# DATASET ROWS:
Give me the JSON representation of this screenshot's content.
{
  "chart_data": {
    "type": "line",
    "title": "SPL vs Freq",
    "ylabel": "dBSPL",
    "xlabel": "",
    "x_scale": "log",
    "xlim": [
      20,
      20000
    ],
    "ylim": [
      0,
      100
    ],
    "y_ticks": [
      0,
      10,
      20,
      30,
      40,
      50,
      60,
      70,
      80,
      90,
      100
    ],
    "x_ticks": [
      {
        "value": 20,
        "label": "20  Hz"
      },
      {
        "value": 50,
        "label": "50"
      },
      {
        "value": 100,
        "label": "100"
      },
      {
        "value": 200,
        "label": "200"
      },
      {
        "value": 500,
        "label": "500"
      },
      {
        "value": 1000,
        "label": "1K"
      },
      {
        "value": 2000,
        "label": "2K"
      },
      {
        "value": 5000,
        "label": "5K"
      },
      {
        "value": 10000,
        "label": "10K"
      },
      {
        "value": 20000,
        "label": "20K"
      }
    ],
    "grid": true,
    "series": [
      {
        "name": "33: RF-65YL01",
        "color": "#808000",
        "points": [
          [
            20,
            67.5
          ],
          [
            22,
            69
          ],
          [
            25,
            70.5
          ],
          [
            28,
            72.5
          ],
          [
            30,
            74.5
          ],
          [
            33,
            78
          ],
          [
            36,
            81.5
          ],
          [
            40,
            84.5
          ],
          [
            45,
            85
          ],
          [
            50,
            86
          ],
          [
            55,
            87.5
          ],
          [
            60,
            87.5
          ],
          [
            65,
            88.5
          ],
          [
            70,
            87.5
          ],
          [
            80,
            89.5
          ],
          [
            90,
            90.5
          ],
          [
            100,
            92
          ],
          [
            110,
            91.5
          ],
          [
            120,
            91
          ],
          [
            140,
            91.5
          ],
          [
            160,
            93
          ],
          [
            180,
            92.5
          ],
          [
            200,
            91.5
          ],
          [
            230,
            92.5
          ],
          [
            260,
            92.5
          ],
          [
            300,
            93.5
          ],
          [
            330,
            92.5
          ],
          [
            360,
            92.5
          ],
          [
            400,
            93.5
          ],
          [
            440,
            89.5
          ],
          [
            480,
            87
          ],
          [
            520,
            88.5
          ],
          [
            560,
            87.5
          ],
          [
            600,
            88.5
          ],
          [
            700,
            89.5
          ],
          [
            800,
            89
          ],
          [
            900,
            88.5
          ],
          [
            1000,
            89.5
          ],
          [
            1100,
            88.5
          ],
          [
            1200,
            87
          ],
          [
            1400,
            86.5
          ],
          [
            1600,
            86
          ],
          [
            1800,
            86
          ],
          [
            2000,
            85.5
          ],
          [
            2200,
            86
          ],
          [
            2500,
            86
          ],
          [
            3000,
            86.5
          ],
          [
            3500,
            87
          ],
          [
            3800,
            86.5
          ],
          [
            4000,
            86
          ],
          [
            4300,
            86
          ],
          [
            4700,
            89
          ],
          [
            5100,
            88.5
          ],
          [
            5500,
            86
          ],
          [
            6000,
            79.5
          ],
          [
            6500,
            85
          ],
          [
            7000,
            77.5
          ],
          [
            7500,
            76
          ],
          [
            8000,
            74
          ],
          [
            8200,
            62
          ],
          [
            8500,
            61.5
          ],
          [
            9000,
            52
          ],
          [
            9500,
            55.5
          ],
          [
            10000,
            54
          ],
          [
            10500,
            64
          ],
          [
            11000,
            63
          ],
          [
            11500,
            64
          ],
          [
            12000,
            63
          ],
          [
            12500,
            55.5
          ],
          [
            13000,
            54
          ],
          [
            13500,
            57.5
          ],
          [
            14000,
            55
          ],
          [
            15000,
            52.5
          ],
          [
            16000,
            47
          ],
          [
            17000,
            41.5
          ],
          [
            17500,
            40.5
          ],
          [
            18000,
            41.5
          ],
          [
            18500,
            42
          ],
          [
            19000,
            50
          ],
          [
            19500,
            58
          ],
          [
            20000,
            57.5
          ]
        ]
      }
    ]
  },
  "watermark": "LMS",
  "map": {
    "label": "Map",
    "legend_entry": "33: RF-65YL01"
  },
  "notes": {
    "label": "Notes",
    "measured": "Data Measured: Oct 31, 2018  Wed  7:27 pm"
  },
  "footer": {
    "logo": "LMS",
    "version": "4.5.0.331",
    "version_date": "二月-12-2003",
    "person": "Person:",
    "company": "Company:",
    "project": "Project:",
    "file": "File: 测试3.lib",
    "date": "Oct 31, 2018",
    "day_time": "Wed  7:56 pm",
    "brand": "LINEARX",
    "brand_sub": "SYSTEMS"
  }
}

# TASK INSTRUCTIONS:
All lines of the data above that include the word "value" must be shown.

# ANSWER TO THE TASK:
        "value": 20,
        "value": 50,
        "value": 100,
        "value": 200,
        "value": 500,
        "value": 1000,
        "value": 2000,
        "value": 5000,
        "value": 10000,
        "value": 20000,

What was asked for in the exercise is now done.